# [PROBLEM DESCRIPTION]
Find the lines in these entries that include the word "name" and state how many there are, with no other words.

# [DATASET RECORDS]
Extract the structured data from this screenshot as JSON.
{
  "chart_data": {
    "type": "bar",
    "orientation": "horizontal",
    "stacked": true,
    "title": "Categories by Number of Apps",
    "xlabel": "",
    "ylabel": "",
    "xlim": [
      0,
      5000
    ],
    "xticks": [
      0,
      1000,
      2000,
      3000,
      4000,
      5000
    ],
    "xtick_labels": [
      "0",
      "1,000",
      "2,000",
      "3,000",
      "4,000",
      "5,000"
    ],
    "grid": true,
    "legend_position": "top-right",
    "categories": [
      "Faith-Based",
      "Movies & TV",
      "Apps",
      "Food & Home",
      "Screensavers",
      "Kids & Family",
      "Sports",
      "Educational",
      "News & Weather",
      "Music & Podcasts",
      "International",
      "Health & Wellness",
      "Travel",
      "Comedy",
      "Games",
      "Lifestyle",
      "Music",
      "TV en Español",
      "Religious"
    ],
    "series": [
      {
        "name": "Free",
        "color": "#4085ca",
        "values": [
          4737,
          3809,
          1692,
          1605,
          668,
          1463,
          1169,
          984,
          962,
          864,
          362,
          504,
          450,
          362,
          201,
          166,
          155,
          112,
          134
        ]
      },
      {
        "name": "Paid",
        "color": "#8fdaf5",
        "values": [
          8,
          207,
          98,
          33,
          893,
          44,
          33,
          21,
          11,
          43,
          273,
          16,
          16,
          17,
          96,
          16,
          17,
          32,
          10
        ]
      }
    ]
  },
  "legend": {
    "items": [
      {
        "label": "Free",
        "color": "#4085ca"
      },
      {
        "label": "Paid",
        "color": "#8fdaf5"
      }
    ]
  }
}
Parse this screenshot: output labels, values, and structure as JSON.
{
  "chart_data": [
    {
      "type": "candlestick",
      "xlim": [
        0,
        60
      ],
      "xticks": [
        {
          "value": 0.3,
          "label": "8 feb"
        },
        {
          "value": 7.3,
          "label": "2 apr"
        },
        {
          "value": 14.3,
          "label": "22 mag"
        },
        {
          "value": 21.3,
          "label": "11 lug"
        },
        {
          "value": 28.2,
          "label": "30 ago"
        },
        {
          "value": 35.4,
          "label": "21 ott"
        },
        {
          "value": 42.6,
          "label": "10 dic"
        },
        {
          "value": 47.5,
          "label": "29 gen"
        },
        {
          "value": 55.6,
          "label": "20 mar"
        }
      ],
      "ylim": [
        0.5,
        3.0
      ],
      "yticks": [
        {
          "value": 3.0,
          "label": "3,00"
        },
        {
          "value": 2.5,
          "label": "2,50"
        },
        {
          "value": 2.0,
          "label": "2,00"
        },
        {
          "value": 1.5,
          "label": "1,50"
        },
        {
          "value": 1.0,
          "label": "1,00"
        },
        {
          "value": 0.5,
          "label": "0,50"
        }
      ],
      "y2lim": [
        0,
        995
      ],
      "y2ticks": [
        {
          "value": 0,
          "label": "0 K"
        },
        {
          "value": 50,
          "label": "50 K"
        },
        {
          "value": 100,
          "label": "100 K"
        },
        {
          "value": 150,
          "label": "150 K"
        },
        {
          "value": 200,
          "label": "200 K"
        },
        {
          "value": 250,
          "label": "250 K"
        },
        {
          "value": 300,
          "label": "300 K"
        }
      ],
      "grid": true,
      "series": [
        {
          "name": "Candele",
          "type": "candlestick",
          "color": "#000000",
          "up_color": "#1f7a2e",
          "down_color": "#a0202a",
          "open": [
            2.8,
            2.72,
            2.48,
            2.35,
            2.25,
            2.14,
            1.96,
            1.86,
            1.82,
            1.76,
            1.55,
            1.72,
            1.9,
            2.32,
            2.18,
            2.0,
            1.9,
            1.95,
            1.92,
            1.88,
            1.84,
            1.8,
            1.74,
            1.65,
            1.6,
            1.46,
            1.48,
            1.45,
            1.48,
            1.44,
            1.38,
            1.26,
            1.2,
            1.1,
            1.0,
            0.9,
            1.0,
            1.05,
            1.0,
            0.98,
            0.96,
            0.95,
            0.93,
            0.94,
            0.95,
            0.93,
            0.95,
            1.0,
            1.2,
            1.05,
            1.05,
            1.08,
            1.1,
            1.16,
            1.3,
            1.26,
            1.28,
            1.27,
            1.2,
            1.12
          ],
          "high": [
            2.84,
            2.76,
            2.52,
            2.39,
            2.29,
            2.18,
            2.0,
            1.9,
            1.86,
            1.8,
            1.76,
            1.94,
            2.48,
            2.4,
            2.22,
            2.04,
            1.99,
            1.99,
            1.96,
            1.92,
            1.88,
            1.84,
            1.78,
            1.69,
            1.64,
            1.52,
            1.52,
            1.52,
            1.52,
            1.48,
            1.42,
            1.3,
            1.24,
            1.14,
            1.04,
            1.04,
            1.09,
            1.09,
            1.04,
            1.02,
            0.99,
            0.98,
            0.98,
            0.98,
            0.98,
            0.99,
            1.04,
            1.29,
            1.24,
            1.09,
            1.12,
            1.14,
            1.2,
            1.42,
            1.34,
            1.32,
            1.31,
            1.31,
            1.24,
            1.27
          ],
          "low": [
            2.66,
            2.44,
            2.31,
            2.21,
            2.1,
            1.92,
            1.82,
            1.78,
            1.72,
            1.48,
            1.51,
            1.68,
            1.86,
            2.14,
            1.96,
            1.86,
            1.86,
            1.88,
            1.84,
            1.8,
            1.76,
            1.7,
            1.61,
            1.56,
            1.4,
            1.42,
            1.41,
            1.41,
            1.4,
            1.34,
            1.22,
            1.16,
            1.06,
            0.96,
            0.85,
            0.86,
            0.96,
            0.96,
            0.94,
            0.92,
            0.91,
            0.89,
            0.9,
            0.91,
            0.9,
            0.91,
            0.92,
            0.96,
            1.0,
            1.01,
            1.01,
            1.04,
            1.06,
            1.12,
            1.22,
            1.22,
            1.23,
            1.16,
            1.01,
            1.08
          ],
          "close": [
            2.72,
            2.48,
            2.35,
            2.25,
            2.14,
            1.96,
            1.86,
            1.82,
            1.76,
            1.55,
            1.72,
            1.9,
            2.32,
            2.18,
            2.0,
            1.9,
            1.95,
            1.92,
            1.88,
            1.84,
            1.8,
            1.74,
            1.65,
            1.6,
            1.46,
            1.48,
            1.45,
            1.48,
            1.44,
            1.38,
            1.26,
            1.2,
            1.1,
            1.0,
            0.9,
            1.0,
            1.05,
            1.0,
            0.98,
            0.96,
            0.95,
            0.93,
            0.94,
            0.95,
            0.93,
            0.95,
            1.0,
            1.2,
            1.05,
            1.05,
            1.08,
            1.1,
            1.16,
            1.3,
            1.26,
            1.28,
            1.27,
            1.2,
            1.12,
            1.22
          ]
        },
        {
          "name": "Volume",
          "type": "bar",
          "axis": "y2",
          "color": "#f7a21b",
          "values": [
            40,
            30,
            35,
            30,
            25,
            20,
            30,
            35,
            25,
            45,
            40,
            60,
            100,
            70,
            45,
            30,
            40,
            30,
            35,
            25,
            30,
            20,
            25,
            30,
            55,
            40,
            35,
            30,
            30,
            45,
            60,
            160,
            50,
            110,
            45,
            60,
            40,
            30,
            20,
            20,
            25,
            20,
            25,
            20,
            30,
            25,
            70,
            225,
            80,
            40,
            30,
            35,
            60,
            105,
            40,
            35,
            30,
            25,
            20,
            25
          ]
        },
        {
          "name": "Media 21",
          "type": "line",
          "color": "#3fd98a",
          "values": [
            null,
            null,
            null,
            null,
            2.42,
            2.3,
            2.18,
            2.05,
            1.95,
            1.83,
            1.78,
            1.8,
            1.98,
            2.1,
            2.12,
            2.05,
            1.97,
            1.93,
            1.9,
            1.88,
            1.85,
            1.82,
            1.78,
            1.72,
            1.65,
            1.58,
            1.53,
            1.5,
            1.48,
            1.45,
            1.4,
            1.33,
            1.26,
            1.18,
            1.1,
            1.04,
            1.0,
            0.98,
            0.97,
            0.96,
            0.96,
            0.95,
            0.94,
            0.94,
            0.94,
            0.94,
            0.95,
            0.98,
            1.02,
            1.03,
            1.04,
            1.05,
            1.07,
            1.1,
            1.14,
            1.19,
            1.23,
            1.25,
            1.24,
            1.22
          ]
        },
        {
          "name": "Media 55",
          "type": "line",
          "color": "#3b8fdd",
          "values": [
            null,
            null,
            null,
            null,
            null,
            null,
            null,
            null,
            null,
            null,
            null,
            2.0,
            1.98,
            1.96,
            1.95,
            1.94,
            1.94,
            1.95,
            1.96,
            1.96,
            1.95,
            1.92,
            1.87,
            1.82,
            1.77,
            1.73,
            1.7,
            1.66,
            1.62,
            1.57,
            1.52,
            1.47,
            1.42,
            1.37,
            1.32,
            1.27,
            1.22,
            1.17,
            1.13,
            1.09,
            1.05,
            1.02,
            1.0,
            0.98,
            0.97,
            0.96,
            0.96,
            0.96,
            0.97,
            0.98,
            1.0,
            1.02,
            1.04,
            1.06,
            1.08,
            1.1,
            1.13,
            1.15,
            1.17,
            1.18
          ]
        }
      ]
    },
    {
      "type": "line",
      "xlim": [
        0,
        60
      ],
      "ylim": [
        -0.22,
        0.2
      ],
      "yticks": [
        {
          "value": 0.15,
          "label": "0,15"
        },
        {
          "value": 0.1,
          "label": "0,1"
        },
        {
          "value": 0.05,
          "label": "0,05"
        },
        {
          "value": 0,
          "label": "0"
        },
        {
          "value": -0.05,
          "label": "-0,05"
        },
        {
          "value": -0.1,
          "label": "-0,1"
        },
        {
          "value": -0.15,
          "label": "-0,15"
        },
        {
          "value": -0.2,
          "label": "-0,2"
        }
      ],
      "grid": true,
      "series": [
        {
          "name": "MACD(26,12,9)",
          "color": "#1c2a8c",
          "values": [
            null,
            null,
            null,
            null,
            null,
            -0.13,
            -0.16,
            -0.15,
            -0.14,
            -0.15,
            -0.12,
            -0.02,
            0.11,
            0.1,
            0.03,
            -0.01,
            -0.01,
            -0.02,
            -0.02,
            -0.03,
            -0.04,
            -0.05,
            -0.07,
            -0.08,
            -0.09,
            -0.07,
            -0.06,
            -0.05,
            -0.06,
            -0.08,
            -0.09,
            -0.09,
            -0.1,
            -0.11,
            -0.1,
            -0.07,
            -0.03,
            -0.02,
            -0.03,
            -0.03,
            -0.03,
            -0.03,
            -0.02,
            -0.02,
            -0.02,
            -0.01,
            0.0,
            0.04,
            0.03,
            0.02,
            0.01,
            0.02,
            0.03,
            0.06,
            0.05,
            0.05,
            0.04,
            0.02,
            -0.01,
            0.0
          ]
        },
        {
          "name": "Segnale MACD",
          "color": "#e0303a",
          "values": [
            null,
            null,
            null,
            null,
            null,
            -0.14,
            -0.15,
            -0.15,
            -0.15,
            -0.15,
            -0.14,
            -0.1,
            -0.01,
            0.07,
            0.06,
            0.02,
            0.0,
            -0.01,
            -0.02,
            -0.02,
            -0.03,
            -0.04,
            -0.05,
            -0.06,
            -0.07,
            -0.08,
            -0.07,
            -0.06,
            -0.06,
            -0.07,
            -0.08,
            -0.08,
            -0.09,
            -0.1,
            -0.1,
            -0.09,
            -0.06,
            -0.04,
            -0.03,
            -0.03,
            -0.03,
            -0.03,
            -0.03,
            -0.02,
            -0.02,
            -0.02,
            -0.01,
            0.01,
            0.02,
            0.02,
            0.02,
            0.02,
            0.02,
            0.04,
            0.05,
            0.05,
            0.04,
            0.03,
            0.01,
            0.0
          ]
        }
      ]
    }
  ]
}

# [FULL SOLUTION]
8